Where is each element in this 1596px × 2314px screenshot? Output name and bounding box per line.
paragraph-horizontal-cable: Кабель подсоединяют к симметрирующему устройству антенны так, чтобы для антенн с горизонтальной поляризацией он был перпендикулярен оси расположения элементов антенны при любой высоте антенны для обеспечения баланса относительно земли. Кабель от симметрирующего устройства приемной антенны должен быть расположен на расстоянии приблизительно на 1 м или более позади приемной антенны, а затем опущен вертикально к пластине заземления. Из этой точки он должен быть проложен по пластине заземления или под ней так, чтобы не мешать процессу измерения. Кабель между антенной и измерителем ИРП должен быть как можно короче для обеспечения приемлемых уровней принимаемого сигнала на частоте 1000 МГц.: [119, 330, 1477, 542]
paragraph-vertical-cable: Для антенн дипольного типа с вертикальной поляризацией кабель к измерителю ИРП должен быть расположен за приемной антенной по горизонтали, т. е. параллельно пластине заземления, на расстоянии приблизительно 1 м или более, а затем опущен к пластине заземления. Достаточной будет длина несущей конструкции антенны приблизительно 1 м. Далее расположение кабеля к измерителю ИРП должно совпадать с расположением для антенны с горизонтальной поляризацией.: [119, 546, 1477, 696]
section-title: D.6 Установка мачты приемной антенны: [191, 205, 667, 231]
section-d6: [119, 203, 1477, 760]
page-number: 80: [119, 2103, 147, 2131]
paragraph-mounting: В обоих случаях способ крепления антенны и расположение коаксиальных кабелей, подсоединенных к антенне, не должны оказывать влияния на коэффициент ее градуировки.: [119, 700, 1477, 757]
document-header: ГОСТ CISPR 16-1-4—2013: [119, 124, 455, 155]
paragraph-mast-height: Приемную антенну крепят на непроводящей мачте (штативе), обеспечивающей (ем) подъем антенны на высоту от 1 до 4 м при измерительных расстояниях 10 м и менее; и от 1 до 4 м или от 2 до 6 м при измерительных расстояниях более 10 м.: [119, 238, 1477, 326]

---------------

> TASK TO COMPLETE:
Edit the data above so that "мачты" is replaced by "опоры" wherever it occurs, and reproduce every line with no other change.

> EXERCISE SOLUTION:
Where is each element in this 1596px × 2314px screenshot? Output name and bounding box per line.
paragraph-horizontal-cable: Кабель подсоединяют к симметрирующему устройству антенны так, чтобы для антенн с горизонтальной поляризацией он был перпендикулярен оси расположения элементов антенны при любой высоте антенны для обеспечения баланса относительно земли. Кабель от симметрирующего устройства приемной антенны должен быть расположен на расстоянии приблизительно на 1 м или более позади приемной антенны, а затем опущен вертикально к пластине заземления. Из этой точки он должен быть проложен по пластине заземления или под ней так, чтобы не мешать процессу измерения. Кабель между антенной и измерителем ИРП должен быть как можно короче для обеспечения приемлемых уровней принимаемого сигнала на частоте 1000 МГц.: [119, 330, 1477, 542]
paragraph-vertical-cable: Для антенн дипольного типа с вертикальной поляризацией кабель к измерителю ИРП должен быть расположен за приемной антенной по горизонтали, т. е. параллельно пластине заземления, на расстоянии приблизительно 1 м или более, а затем опущен к пластине заземления. Достаточной будет длина несущей конструкции антенны приблизительно 1 м. Далее расположение кабеля к измерителю ИРП должно совпадать с расположением для антенны с горизонтальной поляризацией.: [119, 546, 1477, 696]
section-title: D.6 Установка опоры приемной антенны: [191, 205, 667, 231]
section-d6: [119, 203, 1477, 760]
page-number: 80: [119, 2103, 147, 2131]
paragraph-mounting: В обоих случаях способ крепления антенны и расположение коаксиальных кабелей, подсоединенных к антенне, не должны оказывать влияния на коэффициент ее градуировки.: [119, 700, 1477, 757]
document-header: ГОСТ CISPR 16-1-4—2013: [119, 124, 455, 155]
paragraph-mast-height: Приемную антенну крепят на непроводящей мачте (штативе), обеспечивающей (ем) подъем антенны на высоту от 1 до 4 м при измерительных расстояниях 10 м и менее; и от 1 до 4 м или от 2 до 6 м при измерительных расстояниях более 10 м.: [119, 238, 1477, 326]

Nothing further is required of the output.